EXERCISE TEXT =>
Scientific classification
- Kingdom: Animalia
- Phylum: Arthropoda
- Class: Insecta
- Order: Lepidoptera
- Family: Hesperiidae
- Genus: Polites
- Species: P. themistocles
- Binomial name: Polites themistocles (Latreille, 1824)

= Polites themistocles =

- Authority: (Latreille, 1824)
- Conservation status: G5

Species of butterfly

Polites themistocles, the tawny-edged skipper, is a North American butterfly in the family Hesperiidae.

==Description==
This species varies geographically and within populations. The upper side of the male's wings is brown or olive brown with the forewing having bright orange along the costa that ends at the stigma. The stigma is thicker than the male crossline skipper's (Polites origenes) and it usually runs more parallel to the costa. The upperside of the female's wings is brown with the forewing having a less conspicuous orange costa than the male. Near the end of the forewing cell there are two rectangular pale spots and three pale spots in a row in the subapical area. The underside of the wings vary form light brown to brown to brownish-orange. Sometimes the hindwing will have a crossband like the crossline skipper, but it is usually much more faint. The "tawny-edged" forewing strongly contrasts with the hindwing color. Its wingspan ranges from 3/4 to 1 inch (19–25 mm).

==Similar species==
Similar species in the tawny-edged skipper's range include the crossline skipper and the Baracoa skipper (Polites baracoa).

(Dataset entries)

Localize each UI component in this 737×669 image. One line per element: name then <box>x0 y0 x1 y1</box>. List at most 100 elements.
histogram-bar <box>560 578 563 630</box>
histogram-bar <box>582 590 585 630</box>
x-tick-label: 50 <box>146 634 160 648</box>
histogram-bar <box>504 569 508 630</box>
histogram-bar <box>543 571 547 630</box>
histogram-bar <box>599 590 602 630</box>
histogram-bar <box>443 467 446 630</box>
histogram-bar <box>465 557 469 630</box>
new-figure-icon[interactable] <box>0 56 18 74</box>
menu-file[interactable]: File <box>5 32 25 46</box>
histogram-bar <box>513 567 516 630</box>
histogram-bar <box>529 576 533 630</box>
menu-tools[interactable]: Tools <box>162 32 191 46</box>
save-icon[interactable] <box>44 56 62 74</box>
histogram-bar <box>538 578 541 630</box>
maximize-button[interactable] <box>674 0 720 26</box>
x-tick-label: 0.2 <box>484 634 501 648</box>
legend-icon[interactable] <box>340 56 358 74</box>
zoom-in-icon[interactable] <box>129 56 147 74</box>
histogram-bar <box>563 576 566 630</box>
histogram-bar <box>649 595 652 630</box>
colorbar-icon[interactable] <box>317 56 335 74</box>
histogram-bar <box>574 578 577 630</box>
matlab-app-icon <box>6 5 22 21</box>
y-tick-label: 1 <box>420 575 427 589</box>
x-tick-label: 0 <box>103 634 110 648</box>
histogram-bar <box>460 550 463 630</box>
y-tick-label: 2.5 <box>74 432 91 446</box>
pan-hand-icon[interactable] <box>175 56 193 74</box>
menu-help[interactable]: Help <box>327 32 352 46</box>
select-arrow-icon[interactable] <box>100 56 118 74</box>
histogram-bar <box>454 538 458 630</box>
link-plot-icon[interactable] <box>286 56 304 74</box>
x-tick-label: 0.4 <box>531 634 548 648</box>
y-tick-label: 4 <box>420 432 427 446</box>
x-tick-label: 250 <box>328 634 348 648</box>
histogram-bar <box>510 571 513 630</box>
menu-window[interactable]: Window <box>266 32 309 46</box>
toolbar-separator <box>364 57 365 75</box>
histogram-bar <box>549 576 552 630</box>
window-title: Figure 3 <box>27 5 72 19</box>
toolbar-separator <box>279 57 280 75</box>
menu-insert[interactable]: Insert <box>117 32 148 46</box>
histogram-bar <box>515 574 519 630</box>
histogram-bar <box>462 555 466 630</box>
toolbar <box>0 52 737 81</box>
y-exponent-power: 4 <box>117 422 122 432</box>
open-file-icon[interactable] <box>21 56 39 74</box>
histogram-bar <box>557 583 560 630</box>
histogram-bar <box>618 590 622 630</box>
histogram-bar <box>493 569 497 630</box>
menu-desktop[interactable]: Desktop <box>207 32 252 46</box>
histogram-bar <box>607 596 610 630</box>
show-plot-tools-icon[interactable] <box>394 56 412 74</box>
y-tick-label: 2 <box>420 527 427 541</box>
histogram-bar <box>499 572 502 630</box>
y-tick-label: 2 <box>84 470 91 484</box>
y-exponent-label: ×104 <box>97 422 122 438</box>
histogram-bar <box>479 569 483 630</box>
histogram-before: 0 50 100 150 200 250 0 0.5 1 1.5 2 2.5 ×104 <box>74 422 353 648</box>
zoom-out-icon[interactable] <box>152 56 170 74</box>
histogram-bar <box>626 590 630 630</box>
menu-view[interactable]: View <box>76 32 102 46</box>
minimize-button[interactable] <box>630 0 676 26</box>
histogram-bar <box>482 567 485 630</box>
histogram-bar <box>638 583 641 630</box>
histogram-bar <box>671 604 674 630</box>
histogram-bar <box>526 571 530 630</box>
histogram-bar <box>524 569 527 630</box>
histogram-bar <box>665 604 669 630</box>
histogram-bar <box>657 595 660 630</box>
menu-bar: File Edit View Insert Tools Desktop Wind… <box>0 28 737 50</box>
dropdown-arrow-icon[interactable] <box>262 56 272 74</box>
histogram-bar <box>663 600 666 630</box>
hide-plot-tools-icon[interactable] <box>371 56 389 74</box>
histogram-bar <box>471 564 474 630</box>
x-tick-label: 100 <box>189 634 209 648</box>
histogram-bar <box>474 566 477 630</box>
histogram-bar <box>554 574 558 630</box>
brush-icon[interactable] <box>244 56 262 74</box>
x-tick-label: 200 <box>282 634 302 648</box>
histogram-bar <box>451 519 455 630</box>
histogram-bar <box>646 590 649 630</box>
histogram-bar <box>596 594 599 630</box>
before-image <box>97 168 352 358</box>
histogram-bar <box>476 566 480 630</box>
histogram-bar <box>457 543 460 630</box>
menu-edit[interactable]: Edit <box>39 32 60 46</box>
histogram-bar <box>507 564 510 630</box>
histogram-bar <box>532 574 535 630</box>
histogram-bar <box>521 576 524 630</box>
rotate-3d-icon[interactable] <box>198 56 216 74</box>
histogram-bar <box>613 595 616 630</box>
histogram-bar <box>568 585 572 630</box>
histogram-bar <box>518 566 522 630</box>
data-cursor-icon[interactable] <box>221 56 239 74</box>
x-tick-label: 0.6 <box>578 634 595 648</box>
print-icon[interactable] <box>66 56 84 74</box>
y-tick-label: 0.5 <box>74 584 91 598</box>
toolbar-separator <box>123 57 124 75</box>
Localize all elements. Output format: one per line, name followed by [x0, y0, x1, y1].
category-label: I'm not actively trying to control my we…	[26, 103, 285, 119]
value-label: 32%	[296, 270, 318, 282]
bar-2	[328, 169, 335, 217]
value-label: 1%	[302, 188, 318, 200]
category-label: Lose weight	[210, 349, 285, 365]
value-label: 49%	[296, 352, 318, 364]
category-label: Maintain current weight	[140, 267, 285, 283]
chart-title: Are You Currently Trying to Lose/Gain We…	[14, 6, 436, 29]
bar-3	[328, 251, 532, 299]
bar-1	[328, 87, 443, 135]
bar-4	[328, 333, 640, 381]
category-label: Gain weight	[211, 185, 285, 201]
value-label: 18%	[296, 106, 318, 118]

PROBLEMS AND TASKS =>
1 - What wingspan range does the tawny-edged skipper text give for this butterfly?
2 - Summarize the tawny-edged skipper text in two sentences.
3 - Please carry on the tawny-edged skipper text from the point where it stops.

RESPONSES IN ORDER =>
1 - It ranges from 3/4 to 1 inch (19–25 mm).

2 - Polites themistocles, the tawny-edged skipper, is a North American butterfly in the family Hesperiidae whose appearance varies geographically and within populations. Its brown wings have an orange forewing edge, brighter in males, which contrasts strongly with the hindwing, and it resembles the crossline skipper and the Baracoa skipper.

3 -
Crossline skippers are usually larger than tawny-edged skippers. The male has a thinner forewing stigma, and it does not run parallel to the costa. The female has less or no orange along the forewing costa and has two or three pale forewing spots with the central one being more squarish. The underside of both wings is olive brown to brown with the hindwing having a pale crossband.

The Baracoa skipper is smaller than the tawny-edged skipper. The male has a short and straight stigma. The female has a lost of orange on her forewing and has dark patches in the same locations as the male. The underside of the wings is very similar to the tawny-edged skipper's except the hindwing has a pale crossband.

==Habitat==
This species favors a wide range of habitats including alpine bogs, forest glades, grassy areas, moist meadows, savannas, and stream sides.

==Flight==
This skipper flies from June to early August in the north and west, May to August in the east, and May to early November in the deep south.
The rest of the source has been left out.